:: Material ::

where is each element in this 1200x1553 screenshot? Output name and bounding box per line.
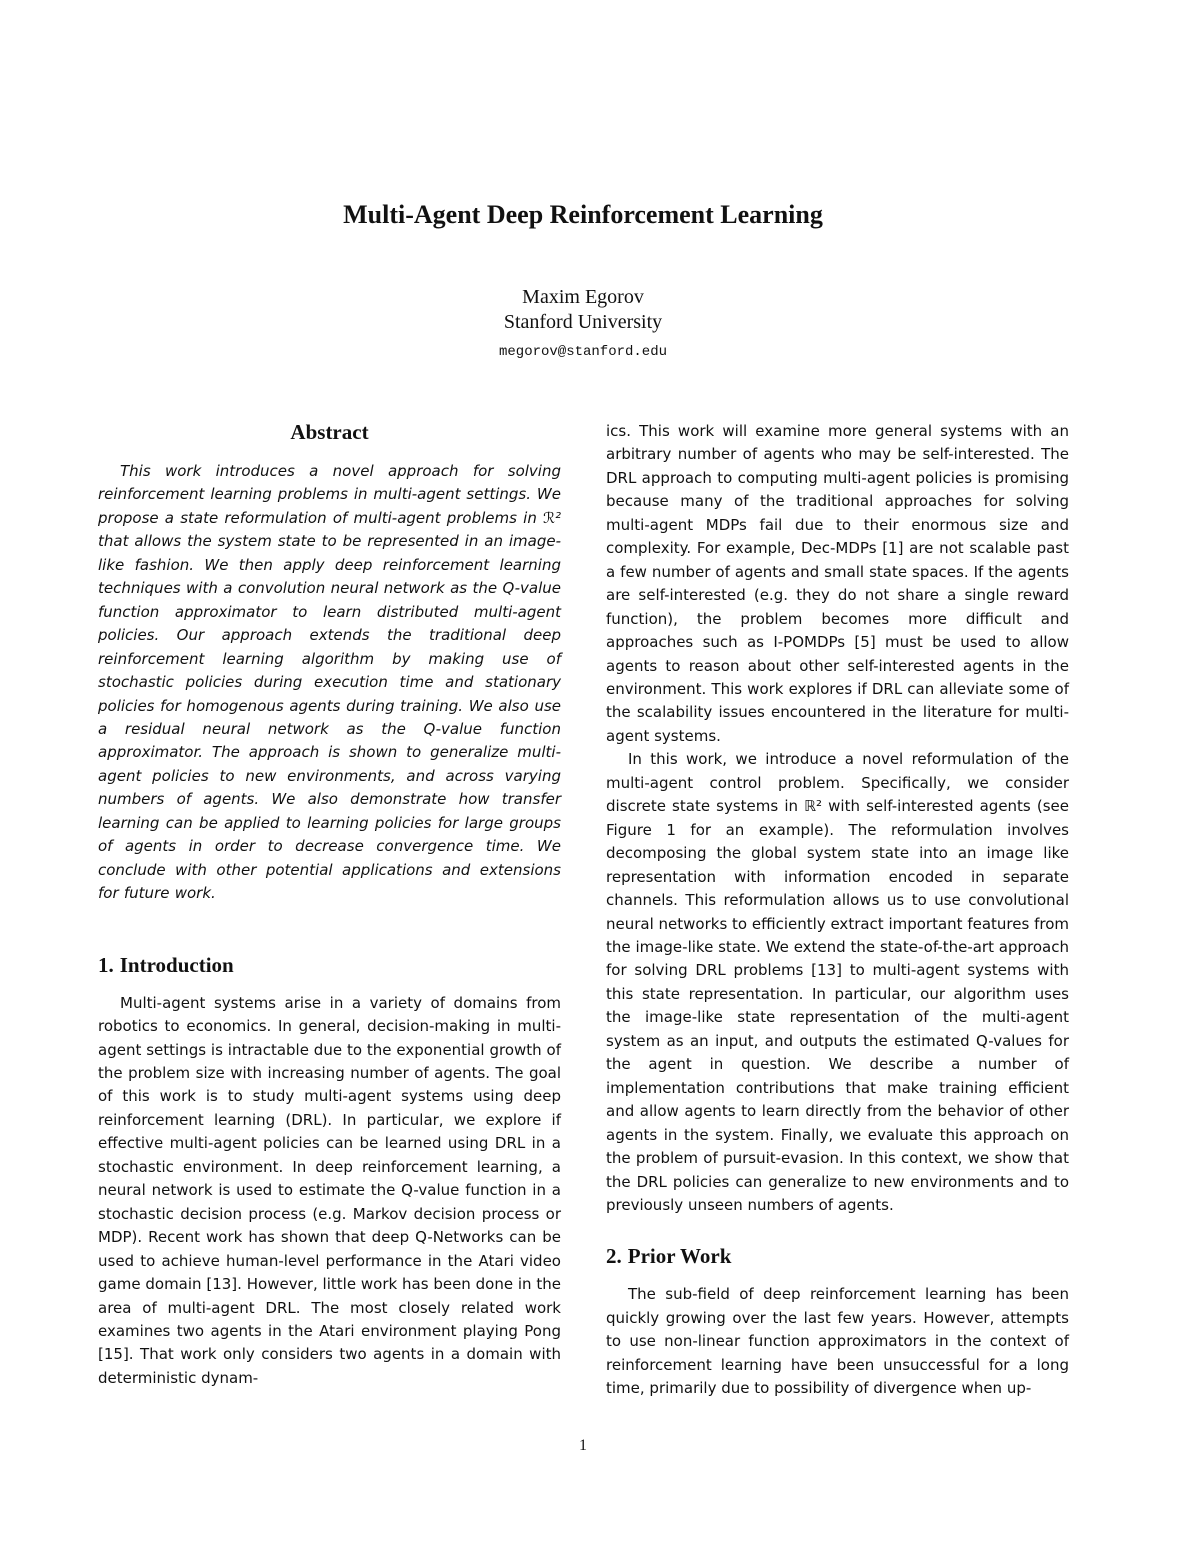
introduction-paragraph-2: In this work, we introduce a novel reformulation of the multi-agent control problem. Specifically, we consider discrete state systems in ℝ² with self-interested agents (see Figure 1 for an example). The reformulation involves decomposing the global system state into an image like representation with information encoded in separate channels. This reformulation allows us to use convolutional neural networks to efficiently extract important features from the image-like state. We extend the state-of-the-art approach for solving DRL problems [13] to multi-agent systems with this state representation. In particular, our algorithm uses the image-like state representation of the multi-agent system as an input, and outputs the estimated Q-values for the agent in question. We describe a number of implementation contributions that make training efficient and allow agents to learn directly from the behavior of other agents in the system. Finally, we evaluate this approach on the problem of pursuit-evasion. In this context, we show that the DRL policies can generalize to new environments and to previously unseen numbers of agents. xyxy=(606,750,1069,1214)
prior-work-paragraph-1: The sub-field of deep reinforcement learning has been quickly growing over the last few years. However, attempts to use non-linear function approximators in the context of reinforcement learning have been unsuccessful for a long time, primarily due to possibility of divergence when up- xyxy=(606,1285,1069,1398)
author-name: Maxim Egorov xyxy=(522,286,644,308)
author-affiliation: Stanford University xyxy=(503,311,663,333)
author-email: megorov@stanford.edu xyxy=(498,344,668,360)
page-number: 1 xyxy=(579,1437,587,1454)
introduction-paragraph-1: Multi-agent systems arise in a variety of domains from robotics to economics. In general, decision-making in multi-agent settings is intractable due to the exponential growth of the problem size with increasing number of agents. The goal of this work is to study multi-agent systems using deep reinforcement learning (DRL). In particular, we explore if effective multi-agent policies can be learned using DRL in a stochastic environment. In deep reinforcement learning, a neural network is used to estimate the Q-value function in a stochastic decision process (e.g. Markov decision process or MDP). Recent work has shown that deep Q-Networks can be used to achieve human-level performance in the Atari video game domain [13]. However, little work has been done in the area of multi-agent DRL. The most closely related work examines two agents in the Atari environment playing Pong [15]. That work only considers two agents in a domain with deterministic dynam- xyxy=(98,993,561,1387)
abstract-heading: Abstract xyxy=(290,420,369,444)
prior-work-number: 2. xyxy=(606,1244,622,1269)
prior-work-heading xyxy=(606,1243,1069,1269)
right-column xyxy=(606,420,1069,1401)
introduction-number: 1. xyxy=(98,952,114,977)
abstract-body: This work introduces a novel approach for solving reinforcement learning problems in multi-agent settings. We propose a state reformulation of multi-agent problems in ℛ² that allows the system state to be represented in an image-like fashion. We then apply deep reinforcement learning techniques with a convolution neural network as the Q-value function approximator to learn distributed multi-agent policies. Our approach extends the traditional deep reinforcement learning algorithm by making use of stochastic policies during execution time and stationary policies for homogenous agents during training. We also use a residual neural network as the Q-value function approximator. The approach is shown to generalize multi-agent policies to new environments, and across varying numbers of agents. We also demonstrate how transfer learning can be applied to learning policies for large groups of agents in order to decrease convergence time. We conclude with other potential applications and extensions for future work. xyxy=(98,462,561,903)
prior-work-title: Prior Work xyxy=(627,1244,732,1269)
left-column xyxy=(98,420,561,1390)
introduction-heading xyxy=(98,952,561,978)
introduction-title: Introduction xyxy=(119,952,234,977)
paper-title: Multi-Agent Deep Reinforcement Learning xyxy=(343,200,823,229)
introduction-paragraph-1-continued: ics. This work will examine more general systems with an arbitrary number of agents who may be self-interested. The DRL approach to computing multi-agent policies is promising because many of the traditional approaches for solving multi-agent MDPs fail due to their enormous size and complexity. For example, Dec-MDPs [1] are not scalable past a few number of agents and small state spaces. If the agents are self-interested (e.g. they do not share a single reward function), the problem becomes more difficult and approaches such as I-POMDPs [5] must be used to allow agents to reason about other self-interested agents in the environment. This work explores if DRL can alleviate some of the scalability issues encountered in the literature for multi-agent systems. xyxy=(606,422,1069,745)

:: What is asked ::
Which lines run from the one containing "introduction-paragraph-2: In this" through the one containing "page-number: 1 xyxy=(579,1437,587,1454)"? Reproduce that stretch of the items character for character, including both end lines.

:: Written reply ::
introduction-paragraph-2: In this work, we introduce a novel reformulation of the multi-agent control problem. Specifically, we consider discrete state systems in ℝ² with self-interested agents (see Figure 1 for an example). The reformulation involves decomposing the global system state into an image like representation with information encoded in separate channels. This reformulation allows us to use convolutional neural networks to efficiently extract important features from the image-like state. We extend the state-of-the-art approach for solving DRL problems [13] to multi-agent systems with this state representation. In particular, our algorithm uses the image-like state representation of the multi-agent system as an input, and outputs the estimated Q-values for the agent in question. We describe a number of implementation contributions that make training efficient and allow agents to learn directly from the behavior of other agents in the system. Finally, we evaluate this approach on the problem of pursuit-evasion. In this context, we show that the DRL policies can generalize to new environments and to previously unseen numbers of agents. xyxy=(606,750,1069,1214)
prior-work-paragraph-1: The sub-field of deep reinforcement learning has been quickly growing over the last few years. However, attempts to use non-linear function approximators in the context of reinforcement learning have been unsuccessful for a long time, primarily due to possibility of divergence when up- xyxy=(606,1285,1069,1398)
author-name: Maxim Egorov xyxy=(522,286,644,308)
author-affiliation: Stanford University xyxy=(503,311,663,333)
author-email: megorov@stanford.edu xyxy=(498,344,668,360)
page-number: 1 xyxy=(579,1437,587,1454)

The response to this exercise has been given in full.